__Extracted data__.
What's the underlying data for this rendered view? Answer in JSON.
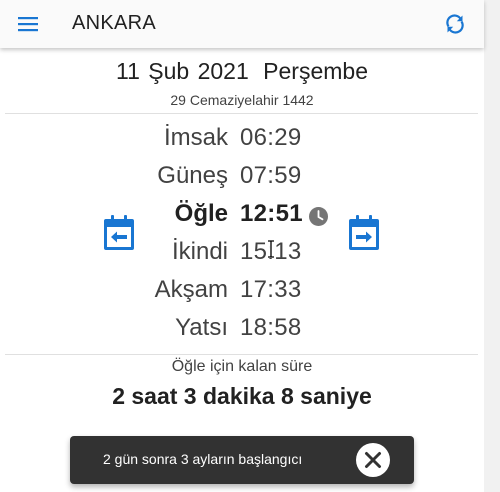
{
  "toolbar": {
    "menu_icon": "hamburger-menu-icon",
    "title": "ANKARA",
    "sync_icon": "sync-icon"
  },
  "date": {
    "gregorian": "11 Şub 2021",
    "weekday": "Perşembe",
    "hijri": "29 Cemaziyelahir 1442"
  },
  "prayer_times": [
    {
      "name": "İmsak",
      "time": "06:29",
      "current": false
    },
    {
      "name": "Güneş",
      "time": "07:59",
      "current": false
    },
    {
      "name": "Öğle",
      "time": "12:51",
      "current": true
    },
    {
      "name": "İkindi",
      "time": "15:13",
      "current": false
    },
    {
      "name": "Akşam",
      "time": "17:33",
      "current": false
    },
    {
      "name": "Yatsı",
      "time": "18:58",
      "current": false
    }
  ],
  "nav": {
    "prev_icon": "calendar-arrow-left-icon",
    "next_icon": "calendar-arrow-right-icon"
  },
  "current_indicator_icon": "clock-icon",
  "remaining": {
    "label": "Öğle için kalan süre",
    "value": "2 saat 3 dakika 8 saniye"
  },
  "snackbar": {
    "message": "2 gün sonra 3 ayların başlangıcı",
    "close_icon": "close-icon"
  },
  "colors": {
    "accent": "#1976d2",
    "toolbar_bg": "#fafafa",
    "snackbar_bg": "#323232",
    "icon_gray": "#757575"
  }
}
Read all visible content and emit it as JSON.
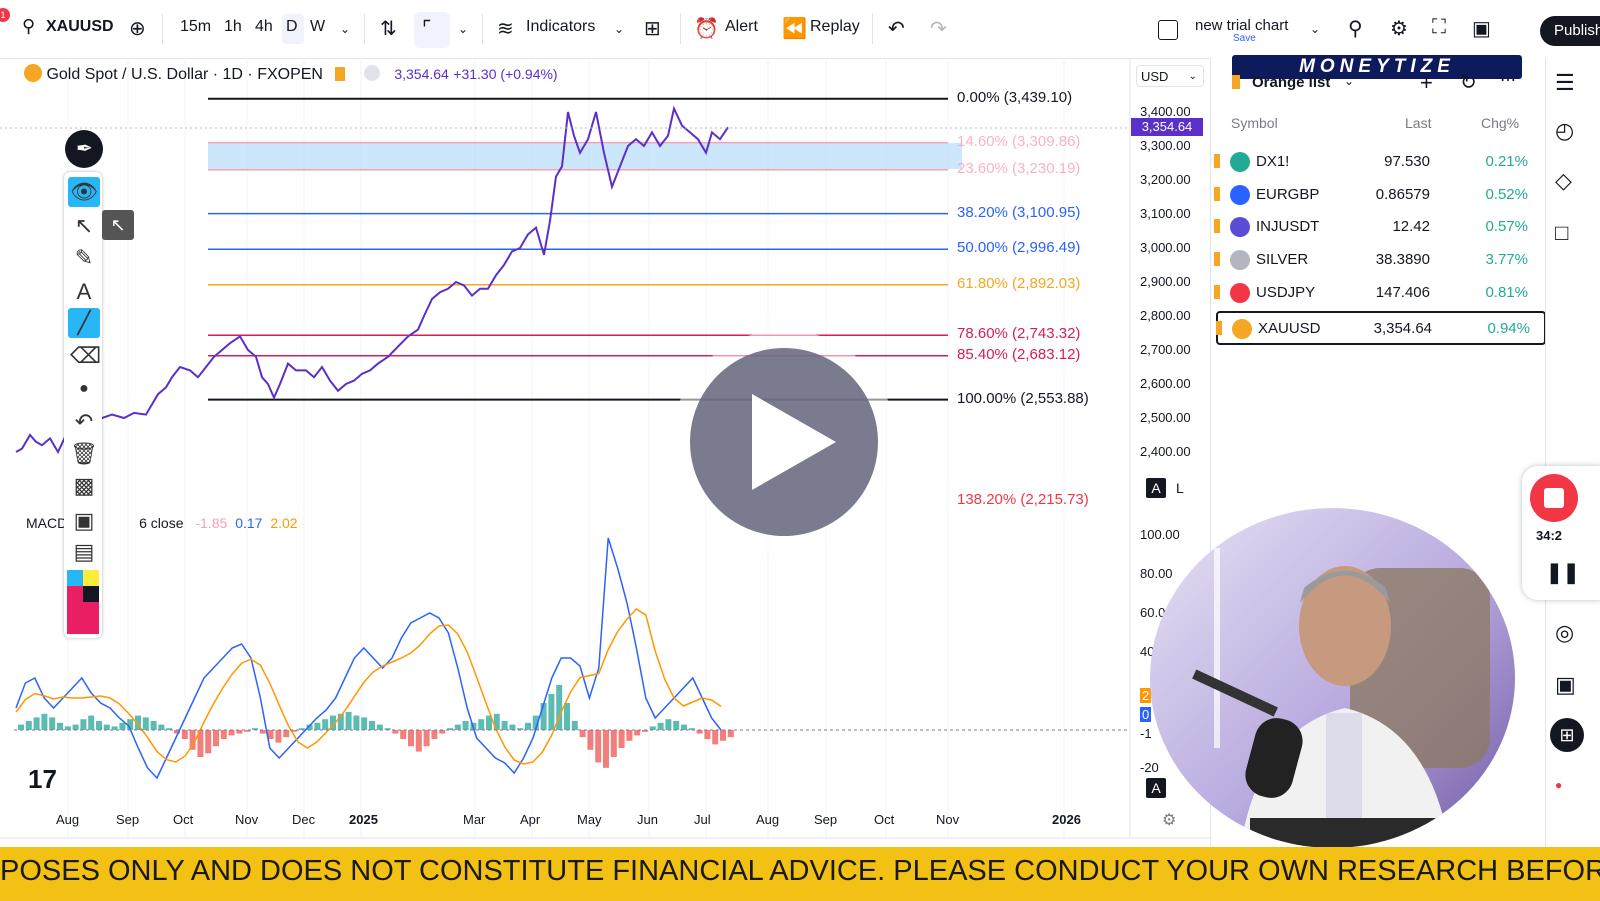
{
  "toolbar": {
    "symbol": "XAUUSD",
    "timeframes": [
      "15m",
      "1h",
      "4h",
      "D",
      "W"
    ],
    "indicators_label": "Indicators",
    "alert_label": "Alert",
    "replay_label": "Replay",
    "chart_name": "new trial chart",
    "chart_save": "Save",
    "publish_label": "Publish",
    "notification_count": "1"
  },
  "legend": {
    "title": "Gold Spot / U.S. Dollar · 1D · FXOPEN",
    "price": "3,354.64",
    "change": "+31.30 (+0.94%)"
  },
  "currency": "USD",
  "brand_banner": "MONEYTIZE",
  "fib_levels": [
    {
      "label": "0.00% (3,439.10)",
      "price": 3439.1,
      "color": "#131722"
    },
    {
      "label": "14.60% (3,309.86)",
      "price": 3309.86,
      "color": "#f7a1b5"
    },
    {
      "label": "23.60% (3,230.19)",
      "price": 3230.19,
      "color": "#f7a1b5"
    },
    {
      "label": "38.20% (3,100.95)",
      "price": 3100.95,
      "color": "#2962ff"
    },
    {
      "label": "50.00% (2,996.49)",
      "price": 2996.49,
      "color": "#2962ff"
    },
    {
      "label": "61.80% (2,892.03)",
      "price": 2892.03,
      "color": "#f5a623"
    },
    {
      "label": "78.60% (2,743.32)",
      "price": 2743.32,
      "color": "#d81b60"
    },
    {
      "label": "85.40% (2,683.12)",
      "price": 2683.12,
      "color": "#d81b60"
    },
    {
      "label": "100.00% (2,553.88)",
      "price": 2553.88,
      "color": "#131722"
    },
    {
      "label": "138.20% (2,215.73)",
      "price": 2215.73,
      "color": "#f23645"
    }
  ],
  "price_axis": [
    "3,400.00",
    "3,354.64",
    "3,300.00",
    "3,200.00",
    "3,100.00",
    "3,000.00",
    "2,900.00",
    "2,800.00",
    "2,700.00",
    "2,600.00",
    "2,500.00",
    "2,400.00"
  ],
  "current_price_tag": "3,354.64",
  "axis_mode": {
    "a": "A",
    "l": "L"
  },
  "macd": {
    "name": "MACD",
    "source": "6 close",
    "v1": "-1.85",
    "v2": "0.17",
    "v3": "2.02"
  },
  "macd_axis": [
    "100.00",
    "80.00",
    "60.0",
    "40",
    "2",
    "0",
    "-1",
    "-20"
  ],
  "time_axis": [
    "Aug",
    "Sep",
    "Oct",
    "Nov",
    "Dec",
    "2025",
    "Mar",
    "Apr",
    "May",
    "Jun",
    "Jul",
    "Aug",
    "Sep",
    "Oct",
    "Nov",
    "2026"
  ],
  "watchlist": {
    "title": "Orange list",
    "headers": {
      "symbol": "Symbol",
      "last": "Last",
      "chg": "Chg%"
    },
    "rows": [
      {
        "symbol": "DX1!",
        "last": "97.530",
        "chg": "0.21%",
        "icon_color": "#22ab94"
      },
      {
        "symbol": "EURGBP",
        "last": "0.86579",
        "chg": "0.52%",
        "icon_color": "#2962ff"
      },
      {
        "symbol": "INJUSDT",
        "last": "12.42",
        "chg": "0.57%",
        "icon_color": "#5b4bd5"
      },
      {
        "symbol": "SILVER",
        "last": "38.3890",
        "chg": "3.77%",
        "icon_color": "#b2b5be"
      },
      {
        "symbol": "USDJPY",
        "last": "147.406",
        "chg": "0.81%",
        "icon_color": "#f23645"
      },
      {
        "symbol": "XAUUSD",
        "last": "3,354.64",
        "chg": "0.94%",
        "icon_color": "#f5a623"
      }
    ]
  },
  "recorder": {
    "time": "34:2"
  },
  "ticker_text": "POSES ONLY AND DOES NOT CONSTITUTE FINANCIAL ADVICE. PLEASE CONDUCT YOUR OWN RESEARCH BEFORE MAKING ANY INVE"
}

__What you need to do__. Determine how many lines of this listing contain "JSON", and give only the number.

__Written answer__. 2